TO DO: Print all the data, keeping every line exactly as it is.

RECORD LIST:
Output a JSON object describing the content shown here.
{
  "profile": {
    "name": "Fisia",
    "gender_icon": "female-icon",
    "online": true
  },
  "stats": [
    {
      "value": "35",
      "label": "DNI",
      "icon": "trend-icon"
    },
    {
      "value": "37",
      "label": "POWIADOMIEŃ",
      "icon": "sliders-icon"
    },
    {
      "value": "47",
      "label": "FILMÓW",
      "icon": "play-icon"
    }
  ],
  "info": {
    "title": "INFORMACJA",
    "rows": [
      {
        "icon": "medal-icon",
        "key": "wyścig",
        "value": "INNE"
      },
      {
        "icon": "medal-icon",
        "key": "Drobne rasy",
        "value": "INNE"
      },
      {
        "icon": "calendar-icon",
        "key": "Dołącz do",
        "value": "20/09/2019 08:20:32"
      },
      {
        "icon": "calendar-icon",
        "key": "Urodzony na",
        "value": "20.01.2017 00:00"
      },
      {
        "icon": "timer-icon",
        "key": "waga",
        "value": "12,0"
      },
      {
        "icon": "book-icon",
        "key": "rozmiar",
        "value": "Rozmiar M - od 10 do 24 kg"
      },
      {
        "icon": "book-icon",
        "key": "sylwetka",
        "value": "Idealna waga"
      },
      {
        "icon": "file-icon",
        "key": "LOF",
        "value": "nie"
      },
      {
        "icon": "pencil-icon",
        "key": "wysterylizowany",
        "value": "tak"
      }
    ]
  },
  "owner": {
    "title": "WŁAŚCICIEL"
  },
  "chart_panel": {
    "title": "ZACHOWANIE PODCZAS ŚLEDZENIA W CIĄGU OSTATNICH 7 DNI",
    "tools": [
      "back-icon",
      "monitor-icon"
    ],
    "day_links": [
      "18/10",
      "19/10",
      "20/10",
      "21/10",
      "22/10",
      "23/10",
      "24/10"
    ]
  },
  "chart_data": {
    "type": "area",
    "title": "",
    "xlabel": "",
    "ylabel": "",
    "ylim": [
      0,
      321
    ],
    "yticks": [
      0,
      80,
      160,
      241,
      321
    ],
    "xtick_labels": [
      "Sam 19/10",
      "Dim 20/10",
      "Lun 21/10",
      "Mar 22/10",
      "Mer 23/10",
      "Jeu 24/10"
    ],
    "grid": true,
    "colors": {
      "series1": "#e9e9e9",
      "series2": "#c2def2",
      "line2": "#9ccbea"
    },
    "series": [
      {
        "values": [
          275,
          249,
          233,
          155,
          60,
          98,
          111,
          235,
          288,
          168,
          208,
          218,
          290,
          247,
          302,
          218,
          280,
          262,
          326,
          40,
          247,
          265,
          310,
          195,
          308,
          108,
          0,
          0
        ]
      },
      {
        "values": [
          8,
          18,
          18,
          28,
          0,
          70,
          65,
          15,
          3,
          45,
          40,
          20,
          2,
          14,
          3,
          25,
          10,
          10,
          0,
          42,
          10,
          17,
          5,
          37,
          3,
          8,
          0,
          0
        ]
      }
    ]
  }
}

OUTPUT FOR THIS EXERCISE:
Output a JSON object describing the content shown here.
{
  "profile": {
    "name": "Fisia",
    "gender_icon": "female-icon",
    "online": true
  },
  "stats": [
    {
      "value": "35",
      "label": "DNI",
      "icon": "trend-icon"
    },
    {
      "value": "37",
      "label": "POWIADOMIEŃ",
      "icon": "sliders-icon"
    },
    {
      "value": "47",
      "label": "FILMÓW",
      "icon": "play-icon"
    }
  ],
  "info": {
    "title": "INFORMACJA",
    "rows": [
      {
        "icon": "medal-icon",
        "key": "wyścig",
        "value": "INNE"
      },
      {
        "icon": "medal-icon",
        "key": "Drobne rasy",
        "value": "INNE"
      },
      {
        "icon": "calendar-icon",
        "key": "Dołącz do",
        "value": "20/09/2019 08:20:32"
      },
      {
        "icon": "calendar-icon",
        "key": "Urodzony na",
        "value": "20.01.2017 00:00"
      },
      {
        "icon": "timer-icon",
        "key": "waga",
        "value": "12,0"
      },
      {
        "icon": "book-icon",
        "key": "rozmiar",
        "value": "Rozmiar M - od 10 do 24 kg"
      },
      {
        "icon": "book-icon",
        "key": "sylwetka",
        "value": "Idealna waga"
      },
      {
        "icon": "file-icon",
        "key": "LOF",
        "value": "nie"
      },
      {
        "icon": "pencil-icon",
        "key": "wysterylizowany",
        "value": "tak"
      }
    ]
  },
  "owner": {
    "title": "WŁAŚCICIEL"
  },
  "chart_panel": {
    "title": "ZACHOWANIE PODCZAS ŚLEDZENIA W CIĄGU OSTATNICH 7 DNI",
    "tools": [
      "back-icon",
      "monitor-icon"
    ],
    "day_links": [
      "18/10",
      "19/10",
      "20/10",
      "21/10",
      "22/10",
      "23/10",
      "24/10"
    ]
  },
  "chart_data": {
    "type": "area",
    "title": "",
    "xlabel": "",
    "ylabel": "",
    "ylim": [
      0,
      321
    ],
    "yticks": [
      0,
      80,
      160,
      241,
      321
    ],
    "xtick_labels": [
      "Sam 19/10",
      "Dim 20/10",
      "Lun 21/10",
      "Mar 22/10",
      "Mer 23/10",
      "Jeu 24/10"
    ],
    "grid": true,
    "colors": {
      "series1": "#e9e9e9",
      "series2": "#c2def2",
      "line2": "#9ccbea"
    },
    "series": [
      {
        "values": [
          275,
          249,
          233,
          155,
          60,
          98,
          111,
          235,
          288,
          168,
          208,
          218,
          290,
          247,
          302,
          218,
          280,
          262,
          326,
          40,
          247,
          265,
          310,
          195,
          308,
          108,
          0,
          0
        ]
      },
      {
        "values": [
          8,
          18,
          18,
          28,
          0,
          70,
          65,
          15,
          3,
          45,
          40,
          20,
          2,
          14,
          3,
          25,
          10,
          10,
          0,
          42,
          10,
          17,
          5,
          37,
          3,
          8,
          0,
          0
        ]
      }
    ]
  }
}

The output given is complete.